_Work to do_: Single out each line with the word "IPMC" and copy it.
○ ○ ○ ○
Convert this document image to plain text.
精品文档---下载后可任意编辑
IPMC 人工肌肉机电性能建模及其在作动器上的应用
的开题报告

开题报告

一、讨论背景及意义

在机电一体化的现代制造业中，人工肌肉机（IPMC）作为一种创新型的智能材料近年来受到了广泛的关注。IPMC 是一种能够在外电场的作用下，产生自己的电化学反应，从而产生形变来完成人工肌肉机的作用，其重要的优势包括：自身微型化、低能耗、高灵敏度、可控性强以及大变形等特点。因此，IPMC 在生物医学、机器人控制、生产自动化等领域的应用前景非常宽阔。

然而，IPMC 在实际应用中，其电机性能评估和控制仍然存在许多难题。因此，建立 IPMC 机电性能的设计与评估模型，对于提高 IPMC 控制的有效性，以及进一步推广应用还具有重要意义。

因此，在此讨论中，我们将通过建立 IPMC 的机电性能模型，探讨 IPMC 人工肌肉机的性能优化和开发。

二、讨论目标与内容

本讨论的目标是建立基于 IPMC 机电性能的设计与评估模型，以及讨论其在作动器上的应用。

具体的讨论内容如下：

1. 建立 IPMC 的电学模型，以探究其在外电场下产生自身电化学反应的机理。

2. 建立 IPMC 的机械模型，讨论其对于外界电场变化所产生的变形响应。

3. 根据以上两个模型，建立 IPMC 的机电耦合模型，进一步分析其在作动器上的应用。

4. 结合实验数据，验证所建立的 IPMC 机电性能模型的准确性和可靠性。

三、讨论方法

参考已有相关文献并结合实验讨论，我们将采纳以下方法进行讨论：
○ ○ ○ ○
_Task output_:
IPMC 人工肌肉机电性能建模及其在作动器上的应用
在机电一体化的现代制造业中，人工肌肉机（IPMC）作为一种创新型的智能材料近年来受到了广泛的关注。IPMC 是一种能够在外电场的作用下，产生自己的电化学反应，从而产生形变来完成人工肌肉机的作用，其重要的优势包括：自身微型化、低能耗、高灵敏度、可控性强以及大变形等特点。因此，IPMC 在生物医学、机器人控制、生产自动化等领域的应用前景非常宽阔。
然而，IPMC 在实际应用中，其电机性能评估和控制仍然存在许多难题。因此，建立 IPMC 机电性能的设计与评估模型，对于提高 IPMC 控制的有效性，以及进一步推广应用还具有重要意义。
因此，在此讨论中，我们将通过建立 IPMC 的机电性能模型，探讨 IPMC 人工肌肉机的性能优化和开发。
本讨论的目标是建立基于 IPMC 机电性能的设计与评估模型，以及讨论其在作动器上的应用。
1. 建立 IPMC 的电学模型，以探究其在外电场下产生自身电化学反应的机理。
2. 建立 IPMC 的机械模型，讨论其对于外界电场变化所产生的变形响应。
3. 根据以上两个模型，建立 IPMC 的机电耦合模型，进一步分析其在作动器上的应用。
4. 结合实验数据，验证所建立的 IPMC 机电性能模型的准确性和可靠性。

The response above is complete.